▽

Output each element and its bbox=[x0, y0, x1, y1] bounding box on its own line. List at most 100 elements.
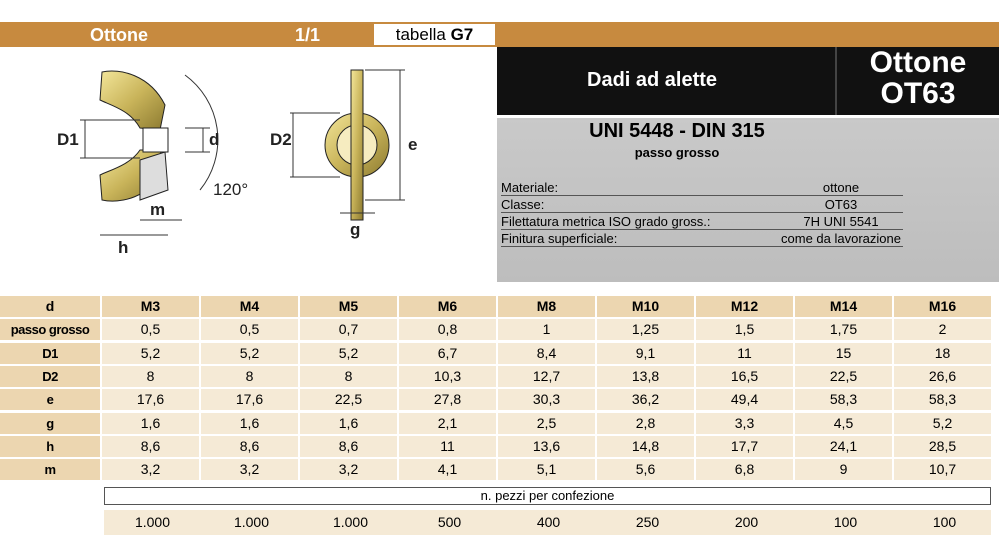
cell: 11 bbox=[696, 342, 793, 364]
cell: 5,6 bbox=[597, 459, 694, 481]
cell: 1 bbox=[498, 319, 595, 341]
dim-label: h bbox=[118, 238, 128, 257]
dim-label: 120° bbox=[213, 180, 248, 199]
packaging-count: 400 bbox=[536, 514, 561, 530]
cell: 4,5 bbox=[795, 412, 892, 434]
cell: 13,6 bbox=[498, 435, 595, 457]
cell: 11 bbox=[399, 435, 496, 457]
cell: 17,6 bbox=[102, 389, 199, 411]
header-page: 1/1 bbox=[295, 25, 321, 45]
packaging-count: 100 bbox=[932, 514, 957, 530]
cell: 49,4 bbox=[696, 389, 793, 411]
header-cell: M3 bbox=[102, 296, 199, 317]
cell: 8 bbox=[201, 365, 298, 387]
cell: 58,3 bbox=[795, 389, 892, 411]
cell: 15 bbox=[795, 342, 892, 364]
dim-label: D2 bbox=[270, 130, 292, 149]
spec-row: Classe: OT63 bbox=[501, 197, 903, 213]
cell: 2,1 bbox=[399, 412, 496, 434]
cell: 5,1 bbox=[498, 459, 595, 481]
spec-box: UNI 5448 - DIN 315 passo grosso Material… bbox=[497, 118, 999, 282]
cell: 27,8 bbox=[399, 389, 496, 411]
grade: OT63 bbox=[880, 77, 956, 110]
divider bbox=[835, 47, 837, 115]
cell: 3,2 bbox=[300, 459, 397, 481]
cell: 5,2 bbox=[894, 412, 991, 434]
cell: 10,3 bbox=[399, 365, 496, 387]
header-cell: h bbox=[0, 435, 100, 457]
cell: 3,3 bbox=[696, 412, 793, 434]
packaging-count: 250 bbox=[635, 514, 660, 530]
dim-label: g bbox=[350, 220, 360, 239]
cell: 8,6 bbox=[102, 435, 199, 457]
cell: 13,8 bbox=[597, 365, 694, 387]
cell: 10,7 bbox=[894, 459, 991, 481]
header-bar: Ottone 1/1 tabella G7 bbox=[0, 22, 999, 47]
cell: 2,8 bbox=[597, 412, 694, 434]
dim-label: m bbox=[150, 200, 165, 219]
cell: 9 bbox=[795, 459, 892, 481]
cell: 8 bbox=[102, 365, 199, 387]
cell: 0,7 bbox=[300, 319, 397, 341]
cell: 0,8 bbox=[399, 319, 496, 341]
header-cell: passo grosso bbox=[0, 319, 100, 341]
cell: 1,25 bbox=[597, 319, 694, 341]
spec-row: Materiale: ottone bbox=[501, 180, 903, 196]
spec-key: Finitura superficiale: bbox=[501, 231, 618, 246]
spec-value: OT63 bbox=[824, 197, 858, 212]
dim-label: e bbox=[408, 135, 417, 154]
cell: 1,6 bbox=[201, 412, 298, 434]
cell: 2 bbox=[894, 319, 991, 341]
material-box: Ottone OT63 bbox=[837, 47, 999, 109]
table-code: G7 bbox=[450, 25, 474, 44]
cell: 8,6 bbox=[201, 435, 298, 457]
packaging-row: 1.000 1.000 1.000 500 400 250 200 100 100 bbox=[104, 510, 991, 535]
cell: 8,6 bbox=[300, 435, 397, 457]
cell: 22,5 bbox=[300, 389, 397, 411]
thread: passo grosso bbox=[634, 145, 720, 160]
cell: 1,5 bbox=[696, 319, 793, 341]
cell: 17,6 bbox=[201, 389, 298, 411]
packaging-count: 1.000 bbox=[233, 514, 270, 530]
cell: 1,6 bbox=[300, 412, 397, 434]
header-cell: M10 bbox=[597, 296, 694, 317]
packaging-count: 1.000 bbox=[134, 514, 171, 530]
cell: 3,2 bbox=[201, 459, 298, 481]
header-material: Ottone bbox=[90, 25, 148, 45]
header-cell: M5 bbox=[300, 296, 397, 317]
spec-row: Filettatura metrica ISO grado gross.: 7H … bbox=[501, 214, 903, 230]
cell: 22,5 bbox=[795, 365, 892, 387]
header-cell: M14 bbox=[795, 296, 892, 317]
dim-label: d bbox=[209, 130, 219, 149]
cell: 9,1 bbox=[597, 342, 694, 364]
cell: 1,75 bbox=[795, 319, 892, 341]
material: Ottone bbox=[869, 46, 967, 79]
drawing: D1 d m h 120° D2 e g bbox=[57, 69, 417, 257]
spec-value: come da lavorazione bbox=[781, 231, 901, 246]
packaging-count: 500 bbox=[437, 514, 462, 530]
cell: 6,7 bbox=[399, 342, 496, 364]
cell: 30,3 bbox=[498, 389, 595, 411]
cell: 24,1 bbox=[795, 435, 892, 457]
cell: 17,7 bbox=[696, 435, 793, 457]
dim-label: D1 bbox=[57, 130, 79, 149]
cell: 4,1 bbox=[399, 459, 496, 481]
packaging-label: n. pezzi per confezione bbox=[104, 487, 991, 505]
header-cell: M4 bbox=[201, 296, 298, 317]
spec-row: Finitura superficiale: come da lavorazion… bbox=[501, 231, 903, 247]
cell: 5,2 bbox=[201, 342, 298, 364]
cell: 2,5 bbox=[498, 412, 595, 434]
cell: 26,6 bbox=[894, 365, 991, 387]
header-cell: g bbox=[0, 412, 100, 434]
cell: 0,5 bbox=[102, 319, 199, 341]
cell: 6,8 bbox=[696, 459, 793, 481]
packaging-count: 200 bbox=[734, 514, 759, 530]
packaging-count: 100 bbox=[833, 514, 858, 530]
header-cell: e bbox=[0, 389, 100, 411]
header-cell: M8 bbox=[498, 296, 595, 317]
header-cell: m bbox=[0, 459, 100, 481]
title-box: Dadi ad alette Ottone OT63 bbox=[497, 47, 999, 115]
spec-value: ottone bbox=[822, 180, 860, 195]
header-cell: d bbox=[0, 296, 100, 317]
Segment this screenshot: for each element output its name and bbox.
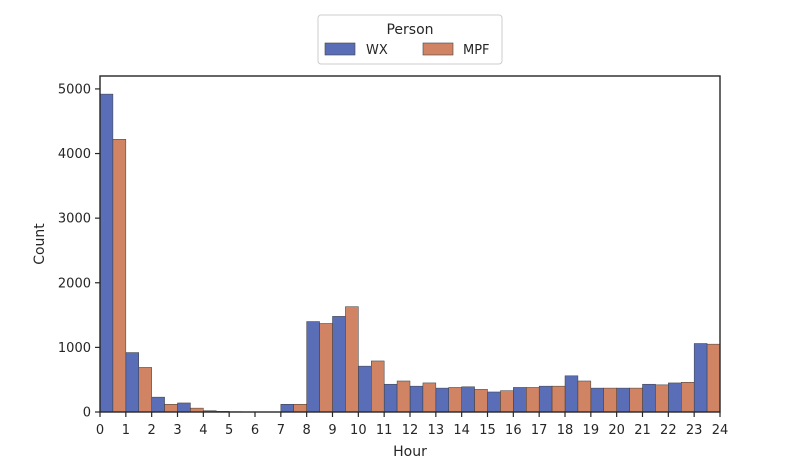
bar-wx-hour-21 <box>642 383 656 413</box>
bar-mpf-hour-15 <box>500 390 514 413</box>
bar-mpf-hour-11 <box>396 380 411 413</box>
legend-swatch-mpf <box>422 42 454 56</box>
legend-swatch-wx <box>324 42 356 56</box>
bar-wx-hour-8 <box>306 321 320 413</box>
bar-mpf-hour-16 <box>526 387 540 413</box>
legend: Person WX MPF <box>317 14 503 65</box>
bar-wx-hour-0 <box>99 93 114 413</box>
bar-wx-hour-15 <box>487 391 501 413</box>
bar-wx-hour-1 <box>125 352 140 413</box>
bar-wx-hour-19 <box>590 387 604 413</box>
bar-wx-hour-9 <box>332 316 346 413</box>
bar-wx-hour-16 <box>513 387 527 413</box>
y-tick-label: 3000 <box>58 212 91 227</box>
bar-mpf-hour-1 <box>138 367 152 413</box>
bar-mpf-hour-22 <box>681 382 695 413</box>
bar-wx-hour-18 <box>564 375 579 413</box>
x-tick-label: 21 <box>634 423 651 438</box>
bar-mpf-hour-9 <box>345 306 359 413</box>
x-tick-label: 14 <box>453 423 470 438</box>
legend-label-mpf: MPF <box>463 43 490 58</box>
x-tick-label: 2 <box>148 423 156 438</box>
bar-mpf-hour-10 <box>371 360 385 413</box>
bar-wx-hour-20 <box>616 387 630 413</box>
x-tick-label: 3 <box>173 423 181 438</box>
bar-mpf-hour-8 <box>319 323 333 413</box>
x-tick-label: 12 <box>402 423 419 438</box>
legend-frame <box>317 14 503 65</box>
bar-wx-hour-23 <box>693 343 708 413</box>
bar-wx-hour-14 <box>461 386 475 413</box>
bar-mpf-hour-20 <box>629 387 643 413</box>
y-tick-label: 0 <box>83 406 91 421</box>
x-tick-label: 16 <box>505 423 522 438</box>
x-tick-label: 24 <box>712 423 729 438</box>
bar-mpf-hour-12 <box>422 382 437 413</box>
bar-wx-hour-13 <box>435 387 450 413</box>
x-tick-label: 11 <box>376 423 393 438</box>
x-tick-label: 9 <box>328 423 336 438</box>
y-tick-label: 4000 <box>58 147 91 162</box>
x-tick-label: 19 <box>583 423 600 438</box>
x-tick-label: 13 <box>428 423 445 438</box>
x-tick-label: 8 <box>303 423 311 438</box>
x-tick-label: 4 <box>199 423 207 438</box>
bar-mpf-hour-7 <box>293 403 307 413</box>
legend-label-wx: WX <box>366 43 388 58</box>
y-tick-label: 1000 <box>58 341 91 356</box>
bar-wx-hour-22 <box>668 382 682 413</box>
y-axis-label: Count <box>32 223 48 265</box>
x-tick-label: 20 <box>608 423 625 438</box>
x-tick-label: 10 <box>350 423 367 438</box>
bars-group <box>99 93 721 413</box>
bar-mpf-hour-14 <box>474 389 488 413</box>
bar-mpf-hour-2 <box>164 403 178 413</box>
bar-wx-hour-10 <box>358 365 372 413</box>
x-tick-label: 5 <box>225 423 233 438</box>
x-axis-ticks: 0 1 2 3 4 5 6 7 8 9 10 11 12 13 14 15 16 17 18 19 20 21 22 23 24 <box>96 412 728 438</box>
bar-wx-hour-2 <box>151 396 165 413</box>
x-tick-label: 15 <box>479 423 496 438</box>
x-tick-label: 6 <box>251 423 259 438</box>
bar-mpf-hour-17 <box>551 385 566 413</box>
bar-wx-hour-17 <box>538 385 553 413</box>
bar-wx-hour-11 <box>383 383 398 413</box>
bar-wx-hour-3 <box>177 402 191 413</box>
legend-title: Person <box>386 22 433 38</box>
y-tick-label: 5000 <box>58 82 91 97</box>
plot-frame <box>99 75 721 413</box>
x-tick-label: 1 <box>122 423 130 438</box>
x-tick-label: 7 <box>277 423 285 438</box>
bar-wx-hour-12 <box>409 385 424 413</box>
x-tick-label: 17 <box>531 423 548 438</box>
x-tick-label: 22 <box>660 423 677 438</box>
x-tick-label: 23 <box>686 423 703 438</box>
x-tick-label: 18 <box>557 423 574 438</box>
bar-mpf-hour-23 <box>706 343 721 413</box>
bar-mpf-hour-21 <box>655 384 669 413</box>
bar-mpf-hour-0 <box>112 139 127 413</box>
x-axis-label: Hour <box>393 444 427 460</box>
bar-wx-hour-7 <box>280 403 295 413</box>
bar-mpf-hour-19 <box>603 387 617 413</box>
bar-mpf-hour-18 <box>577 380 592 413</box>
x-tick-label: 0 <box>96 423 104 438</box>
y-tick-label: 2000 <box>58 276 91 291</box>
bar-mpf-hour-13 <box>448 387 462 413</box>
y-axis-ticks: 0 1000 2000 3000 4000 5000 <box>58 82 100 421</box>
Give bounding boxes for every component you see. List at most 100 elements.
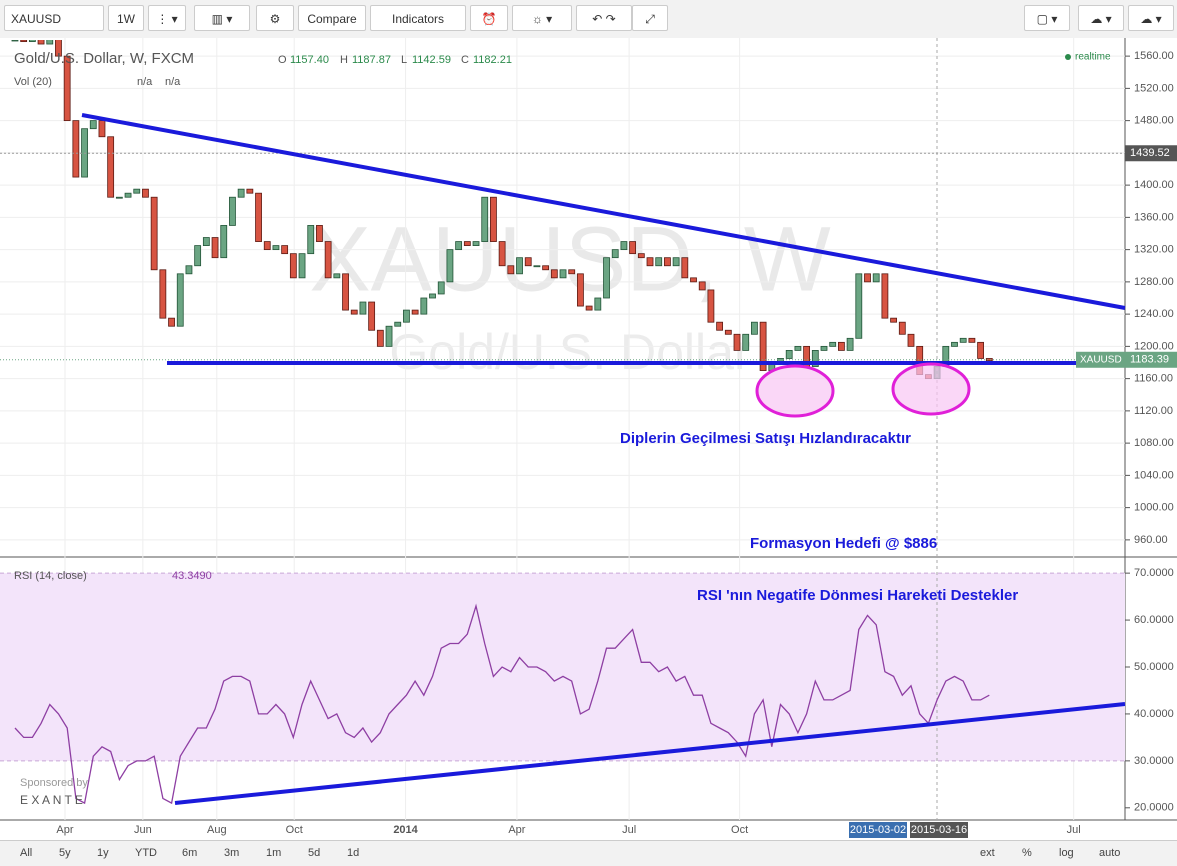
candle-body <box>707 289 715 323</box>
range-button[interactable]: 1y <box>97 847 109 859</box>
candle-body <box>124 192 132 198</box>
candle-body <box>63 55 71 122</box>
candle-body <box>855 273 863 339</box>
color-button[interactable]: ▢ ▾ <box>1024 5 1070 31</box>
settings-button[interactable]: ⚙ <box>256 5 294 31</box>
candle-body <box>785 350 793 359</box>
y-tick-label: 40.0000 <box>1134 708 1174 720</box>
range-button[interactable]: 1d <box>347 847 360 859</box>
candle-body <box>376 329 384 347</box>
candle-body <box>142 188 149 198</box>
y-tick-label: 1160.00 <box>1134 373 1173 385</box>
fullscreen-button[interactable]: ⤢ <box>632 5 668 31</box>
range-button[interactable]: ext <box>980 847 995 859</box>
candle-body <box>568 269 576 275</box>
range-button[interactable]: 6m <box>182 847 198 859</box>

△

■ Directions:
Rewrite the entries from the line with "candle-body <box>707 289 715 323</box>" through the last line of the entries, both included, replacing every "range-button" with "period-button" and leaving everything else unchanged.

■ Full output:
candle-body <box>707 289 715 323</box>
period-button[interactable]: 1y <box>97 847 109 859</box>
candle-body <box>124 192 132 198</box>
candle-body <box>63 55 71 122</box>
candle-body <box>855 273 863 339</box>
color-button[interactable]: ▢ ▾ <box>1024 5 1070 31</box>
settings-button[interactable]: ⚙ <box>256 5 294 31</box>
candle-body <box>785 350 793 359</box>
y-tick-label: 40.0000 <box>1134 708 1174 720</box>
period-button[interactable]: 1d <box>347 847 360 859</box>
candle-body <box>376 329 384 347</box>
candle-body <box>142 188 149 198</box>
y-tick-label: 1160.00 <box>1134 373 1173 385</box>
fullscreen-button[interactable]: ⤢ <box>632 5 668 31</box>
period-button[interactable]: ext <box>980 847 995 859</box>
candle-body <box>568 269 576 275</box>
period-button[interactable]: 6m <box>182 847 198 859</box>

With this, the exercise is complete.